**Brief:** Write out every line below that includes the word "sure".
# Records start
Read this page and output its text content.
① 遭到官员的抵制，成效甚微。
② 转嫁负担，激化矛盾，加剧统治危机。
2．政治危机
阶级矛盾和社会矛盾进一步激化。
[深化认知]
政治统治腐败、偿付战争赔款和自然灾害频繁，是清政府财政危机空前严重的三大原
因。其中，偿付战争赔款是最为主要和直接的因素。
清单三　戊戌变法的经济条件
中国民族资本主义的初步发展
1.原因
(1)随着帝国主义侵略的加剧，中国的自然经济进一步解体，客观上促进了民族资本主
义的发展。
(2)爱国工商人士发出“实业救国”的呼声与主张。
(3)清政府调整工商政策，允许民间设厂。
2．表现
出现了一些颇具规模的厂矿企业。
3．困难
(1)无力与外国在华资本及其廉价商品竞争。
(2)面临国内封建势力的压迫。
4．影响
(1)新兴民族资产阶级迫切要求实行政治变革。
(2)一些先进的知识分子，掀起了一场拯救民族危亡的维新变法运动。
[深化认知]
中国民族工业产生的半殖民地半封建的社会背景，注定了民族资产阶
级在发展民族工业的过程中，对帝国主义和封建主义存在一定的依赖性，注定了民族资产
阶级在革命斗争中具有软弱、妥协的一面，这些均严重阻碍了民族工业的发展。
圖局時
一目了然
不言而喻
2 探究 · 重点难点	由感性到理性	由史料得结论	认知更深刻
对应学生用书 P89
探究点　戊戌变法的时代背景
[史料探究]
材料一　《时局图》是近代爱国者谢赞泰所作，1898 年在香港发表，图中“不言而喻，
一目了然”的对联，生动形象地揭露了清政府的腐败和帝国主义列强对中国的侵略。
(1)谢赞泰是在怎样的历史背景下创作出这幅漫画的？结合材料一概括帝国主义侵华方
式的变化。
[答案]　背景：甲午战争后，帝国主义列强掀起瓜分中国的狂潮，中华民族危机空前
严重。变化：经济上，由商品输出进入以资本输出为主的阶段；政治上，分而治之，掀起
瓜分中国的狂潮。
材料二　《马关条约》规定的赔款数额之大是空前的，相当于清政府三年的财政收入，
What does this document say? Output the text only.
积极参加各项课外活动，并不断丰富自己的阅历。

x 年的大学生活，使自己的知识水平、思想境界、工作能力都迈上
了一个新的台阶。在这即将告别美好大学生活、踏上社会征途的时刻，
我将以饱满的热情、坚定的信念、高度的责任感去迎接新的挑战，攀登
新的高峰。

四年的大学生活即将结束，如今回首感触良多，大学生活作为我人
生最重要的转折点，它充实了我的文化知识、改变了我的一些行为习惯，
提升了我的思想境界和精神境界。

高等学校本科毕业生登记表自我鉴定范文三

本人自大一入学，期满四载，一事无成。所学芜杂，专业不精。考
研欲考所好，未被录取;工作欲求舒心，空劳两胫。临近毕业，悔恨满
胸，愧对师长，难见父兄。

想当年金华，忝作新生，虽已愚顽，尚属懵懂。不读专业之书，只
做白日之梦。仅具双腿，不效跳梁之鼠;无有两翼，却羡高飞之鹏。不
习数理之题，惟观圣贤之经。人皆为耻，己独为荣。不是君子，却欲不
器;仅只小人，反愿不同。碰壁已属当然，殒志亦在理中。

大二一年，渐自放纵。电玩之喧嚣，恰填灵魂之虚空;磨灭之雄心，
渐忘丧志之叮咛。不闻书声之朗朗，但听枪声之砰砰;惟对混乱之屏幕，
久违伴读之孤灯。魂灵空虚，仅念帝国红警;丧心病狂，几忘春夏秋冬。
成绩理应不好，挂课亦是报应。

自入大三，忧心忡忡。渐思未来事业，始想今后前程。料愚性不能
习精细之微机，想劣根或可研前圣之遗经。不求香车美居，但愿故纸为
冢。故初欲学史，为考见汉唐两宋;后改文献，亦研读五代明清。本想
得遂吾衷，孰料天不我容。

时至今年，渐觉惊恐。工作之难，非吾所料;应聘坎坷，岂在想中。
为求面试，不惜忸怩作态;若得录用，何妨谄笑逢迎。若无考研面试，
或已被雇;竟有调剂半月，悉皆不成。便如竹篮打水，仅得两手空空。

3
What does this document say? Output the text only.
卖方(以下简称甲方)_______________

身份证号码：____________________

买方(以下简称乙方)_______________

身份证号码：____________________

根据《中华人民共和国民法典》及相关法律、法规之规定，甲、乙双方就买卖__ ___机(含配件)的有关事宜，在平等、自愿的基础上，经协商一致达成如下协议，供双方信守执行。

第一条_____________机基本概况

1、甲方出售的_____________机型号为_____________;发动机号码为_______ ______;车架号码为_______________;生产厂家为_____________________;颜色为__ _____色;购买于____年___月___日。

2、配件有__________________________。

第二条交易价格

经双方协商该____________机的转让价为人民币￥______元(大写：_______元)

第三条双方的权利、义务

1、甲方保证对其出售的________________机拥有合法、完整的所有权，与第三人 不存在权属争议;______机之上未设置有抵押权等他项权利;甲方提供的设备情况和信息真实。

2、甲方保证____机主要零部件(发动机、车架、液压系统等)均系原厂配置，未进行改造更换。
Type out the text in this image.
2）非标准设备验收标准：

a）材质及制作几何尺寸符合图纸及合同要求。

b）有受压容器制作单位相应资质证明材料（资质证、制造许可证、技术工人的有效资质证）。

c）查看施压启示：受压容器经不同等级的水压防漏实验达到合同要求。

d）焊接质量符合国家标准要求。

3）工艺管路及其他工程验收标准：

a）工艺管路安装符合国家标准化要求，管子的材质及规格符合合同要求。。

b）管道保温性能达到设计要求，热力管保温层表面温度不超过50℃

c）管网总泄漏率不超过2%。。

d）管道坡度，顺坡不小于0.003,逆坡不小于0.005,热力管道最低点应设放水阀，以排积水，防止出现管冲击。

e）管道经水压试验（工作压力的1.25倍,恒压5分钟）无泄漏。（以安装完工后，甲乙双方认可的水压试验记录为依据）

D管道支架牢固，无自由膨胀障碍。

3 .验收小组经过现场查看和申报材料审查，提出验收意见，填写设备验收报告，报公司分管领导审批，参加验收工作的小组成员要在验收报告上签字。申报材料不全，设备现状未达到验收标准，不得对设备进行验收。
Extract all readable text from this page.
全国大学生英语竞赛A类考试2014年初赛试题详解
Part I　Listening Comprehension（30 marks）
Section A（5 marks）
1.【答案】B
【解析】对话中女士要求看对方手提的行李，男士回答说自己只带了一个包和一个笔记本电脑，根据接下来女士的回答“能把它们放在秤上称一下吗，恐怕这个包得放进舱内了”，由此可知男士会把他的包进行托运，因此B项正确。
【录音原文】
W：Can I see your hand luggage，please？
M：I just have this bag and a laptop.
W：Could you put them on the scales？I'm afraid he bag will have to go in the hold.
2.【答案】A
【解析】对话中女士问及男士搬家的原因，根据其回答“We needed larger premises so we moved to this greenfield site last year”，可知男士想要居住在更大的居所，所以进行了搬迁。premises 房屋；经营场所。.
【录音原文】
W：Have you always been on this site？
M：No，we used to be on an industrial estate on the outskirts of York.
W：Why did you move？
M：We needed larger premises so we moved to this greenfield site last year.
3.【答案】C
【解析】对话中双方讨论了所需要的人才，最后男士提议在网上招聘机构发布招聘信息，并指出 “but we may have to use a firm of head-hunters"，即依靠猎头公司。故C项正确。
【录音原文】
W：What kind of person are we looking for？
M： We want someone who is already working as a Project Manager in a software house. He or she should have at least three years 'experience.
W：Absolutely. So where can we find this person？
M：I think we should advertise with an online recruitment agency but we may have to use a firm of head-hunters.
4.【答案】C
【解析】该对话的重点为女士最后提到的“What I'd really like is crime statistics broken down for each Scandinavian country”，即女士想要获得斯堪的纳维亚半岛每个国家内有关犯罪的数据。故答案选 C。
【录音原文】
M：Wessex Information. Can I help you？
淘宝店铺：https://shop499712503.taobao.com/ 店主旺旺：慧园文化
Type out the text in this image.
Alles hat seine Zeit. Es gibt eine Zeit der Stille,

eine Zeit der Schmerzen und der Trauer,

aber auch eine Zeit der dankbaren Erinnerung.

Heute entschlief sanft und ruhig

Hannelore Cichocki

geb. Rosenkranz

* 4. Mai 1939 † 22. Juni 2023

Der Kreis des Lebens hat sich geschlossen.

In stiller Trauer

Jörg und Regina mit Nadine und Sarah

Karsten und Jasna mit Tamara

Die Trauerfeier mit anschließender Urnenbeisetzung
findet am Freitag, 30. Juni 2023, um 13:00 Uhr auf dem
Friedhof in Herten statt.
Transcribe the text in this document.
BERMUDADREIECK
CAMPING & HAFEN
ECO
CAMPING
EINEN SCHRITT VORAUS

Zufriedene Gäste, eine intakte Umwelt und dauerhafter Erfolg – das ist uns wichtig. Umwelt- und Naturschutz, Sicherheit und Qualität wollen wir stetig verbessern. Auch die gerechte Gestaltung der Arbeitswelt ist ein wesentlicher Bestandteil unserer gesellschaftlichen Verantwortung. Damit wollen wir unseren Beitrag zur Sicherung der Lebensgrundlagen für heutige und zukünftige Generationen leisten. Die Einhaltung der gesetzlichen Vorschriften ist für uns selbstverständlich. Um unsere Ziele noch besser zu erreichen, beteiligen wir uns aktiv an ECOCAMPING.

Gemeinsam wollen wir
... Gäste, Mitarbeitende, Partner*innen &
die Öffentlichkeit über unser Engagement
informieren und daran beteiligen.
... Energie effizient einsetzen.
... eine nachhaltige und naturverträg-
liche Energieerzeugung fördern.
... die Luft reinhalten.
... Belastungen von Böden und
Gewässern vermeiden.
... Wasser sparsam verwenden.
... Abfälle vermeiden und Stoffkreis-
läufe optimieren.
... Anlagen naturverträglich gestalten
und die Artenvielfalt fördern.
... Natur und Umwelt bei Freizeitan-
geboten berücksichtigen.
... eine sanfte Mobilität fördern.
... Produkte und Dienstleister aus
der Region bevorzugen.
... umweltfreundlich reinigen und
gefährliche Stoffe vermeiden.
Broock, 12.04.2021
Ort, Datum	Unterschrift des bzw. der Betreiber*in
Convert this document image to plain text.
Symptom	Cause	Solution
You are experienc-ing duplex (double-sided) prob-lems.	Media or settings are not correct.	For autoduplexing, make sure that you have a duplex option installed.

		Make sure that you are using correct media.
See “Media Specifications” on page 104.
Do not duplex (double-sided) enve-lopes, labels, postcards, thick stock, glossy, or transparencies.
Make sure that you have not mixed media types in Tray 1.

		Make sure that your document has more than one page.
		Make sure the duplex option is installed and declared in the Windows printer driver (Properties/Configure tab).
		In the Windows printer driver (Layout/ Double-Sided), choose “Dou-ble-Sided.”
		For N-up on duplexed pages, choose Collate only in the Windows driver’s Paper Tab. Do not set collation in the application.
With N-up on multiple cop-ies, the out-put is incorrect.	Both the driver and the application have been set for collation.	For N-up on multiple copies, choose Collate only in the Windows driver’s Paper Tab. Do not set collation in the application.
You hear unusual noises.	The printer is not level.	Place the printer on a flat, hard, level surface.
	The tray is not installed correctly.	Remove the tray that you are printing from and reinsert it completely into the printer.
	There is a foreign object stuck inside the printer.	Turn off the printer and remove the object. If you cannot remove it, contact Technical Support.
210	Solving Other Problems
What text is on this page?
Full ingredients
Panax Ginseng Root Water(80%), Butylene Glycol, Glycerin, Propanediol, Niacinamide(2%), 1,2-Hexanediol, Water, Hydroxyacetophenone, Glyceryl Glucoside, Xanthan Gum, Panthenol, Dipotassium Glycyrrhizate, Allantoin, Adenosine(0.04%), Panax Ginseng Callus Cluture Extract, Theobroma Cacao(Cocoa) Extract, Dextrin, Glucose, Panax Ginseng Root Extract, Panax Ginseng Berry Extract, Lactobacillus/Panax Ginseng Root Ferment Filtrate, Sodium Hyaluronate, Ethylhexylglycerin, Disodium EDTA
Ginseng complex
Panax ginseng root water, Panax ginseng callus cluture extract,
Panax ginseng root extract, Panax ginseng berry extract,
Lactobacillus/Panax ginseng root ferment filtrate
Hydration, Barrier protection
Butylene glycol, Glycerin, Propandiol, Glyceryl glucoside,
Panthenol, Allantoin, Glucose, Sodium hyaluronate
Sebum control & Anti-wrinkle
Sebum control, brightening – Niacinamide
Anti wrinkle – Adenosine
# Records end
**Exercise response:**
You are experienc-ing duplex (double-sided) prob-lems.	Media or settings are not correct.	For autoduplexing, make sure that you have a duplex option installed.
		Make sure that you are using correct media.
Make sure that you have not mixed media types in Tray 1.
		Make sure that your document has more than one page.
		Make sure the duplex option is installed and declared in the Windows printer driver (Properties/Configure tab).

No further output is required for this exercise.